== RECORDS FOR PROCESSING ==

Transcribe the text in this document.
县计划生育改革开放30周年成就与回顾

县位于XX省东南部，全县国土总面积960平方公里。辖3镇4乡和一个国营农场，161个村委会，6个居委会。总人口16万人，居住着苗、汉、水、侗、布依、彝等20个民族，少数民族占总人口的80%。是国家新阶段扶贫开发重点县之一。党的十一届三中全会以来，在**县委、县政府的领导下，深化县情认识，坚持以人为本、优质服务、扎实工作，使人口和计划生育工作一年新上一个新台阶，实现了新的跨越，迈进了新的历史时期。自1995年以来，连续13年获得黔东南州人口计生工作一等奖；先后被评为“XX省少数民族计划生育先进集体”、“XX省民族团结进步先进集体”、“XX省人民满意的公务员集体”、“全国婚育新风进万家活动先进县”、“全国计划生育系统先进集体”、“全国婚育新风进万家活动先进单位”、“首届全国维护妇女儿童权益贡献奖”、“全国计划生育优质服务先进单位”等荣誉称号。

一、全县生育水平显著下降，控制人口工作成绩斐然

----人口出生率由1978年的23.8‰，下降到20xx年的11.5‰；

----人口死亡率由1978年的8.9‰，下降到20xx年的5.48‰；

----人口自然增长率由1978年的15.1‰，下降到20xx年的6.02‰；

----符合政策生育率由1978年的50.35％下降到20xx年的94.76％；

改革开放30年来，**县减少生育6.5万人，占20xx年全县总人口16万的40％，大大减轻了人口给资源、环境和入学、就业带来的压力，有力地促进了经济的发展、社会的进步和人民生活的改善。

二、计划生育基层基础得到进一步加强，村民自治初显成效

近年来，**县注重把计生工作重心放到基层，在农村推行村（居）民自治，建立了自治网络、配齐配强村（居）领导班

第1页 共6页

===
== RECORDS FOR PROCESSING ==

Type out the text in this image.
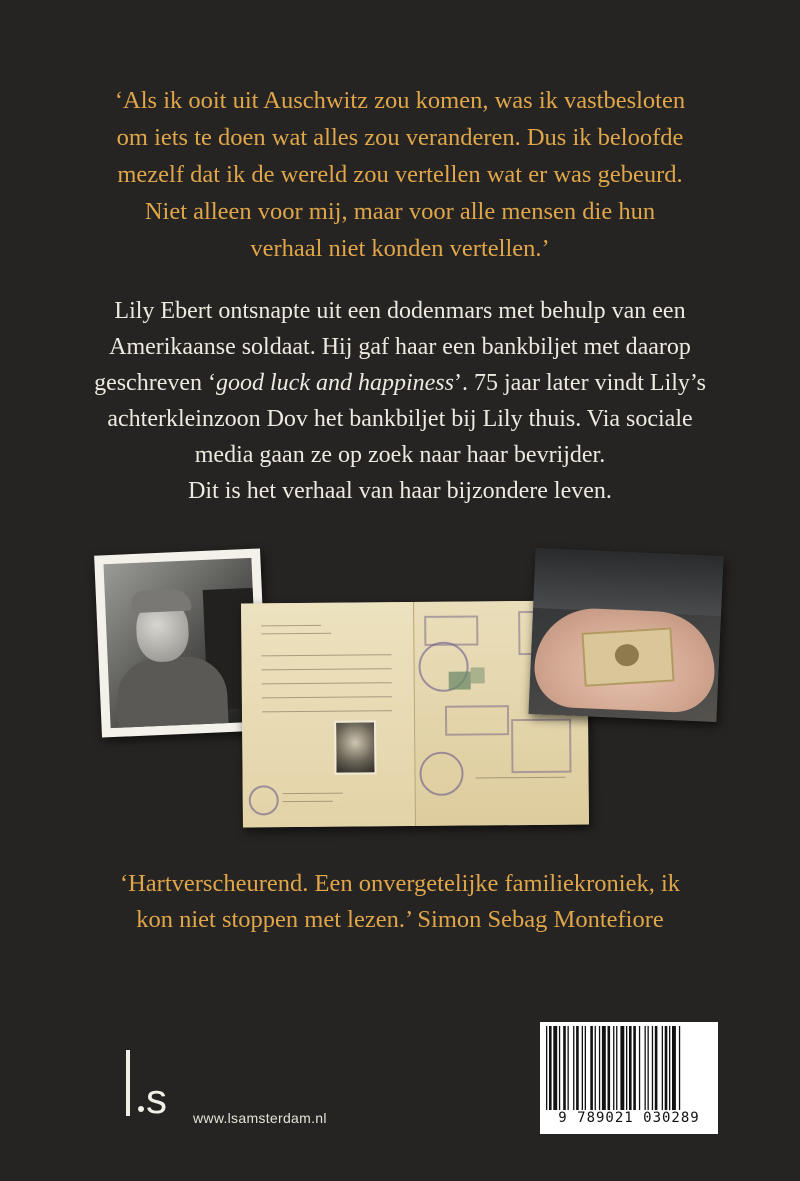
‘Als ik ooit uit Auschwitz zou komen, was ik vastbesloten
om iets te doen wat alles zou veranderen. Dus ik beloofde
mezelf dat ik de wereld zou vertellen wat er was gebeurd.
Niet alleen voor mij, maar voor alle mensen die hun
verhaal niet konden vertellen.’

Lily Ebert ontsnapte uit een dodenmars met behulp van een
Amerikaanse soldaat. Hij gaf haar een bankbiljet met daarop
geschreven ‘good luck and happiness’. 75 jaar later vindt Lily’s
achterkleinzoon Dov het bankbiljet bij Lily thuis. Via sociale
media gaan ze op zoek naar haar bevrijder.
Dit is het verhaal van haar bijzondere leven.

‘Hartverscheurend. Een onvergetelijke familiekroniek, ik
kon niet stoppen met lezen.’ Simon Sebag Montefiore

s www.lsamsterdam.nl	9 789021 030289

===

- EXERCISE TASK: Find the lines containing "this" and list every one of them.

- OUTPUT BELOW:
Transcribe the text in this document.
Type out the text in this image.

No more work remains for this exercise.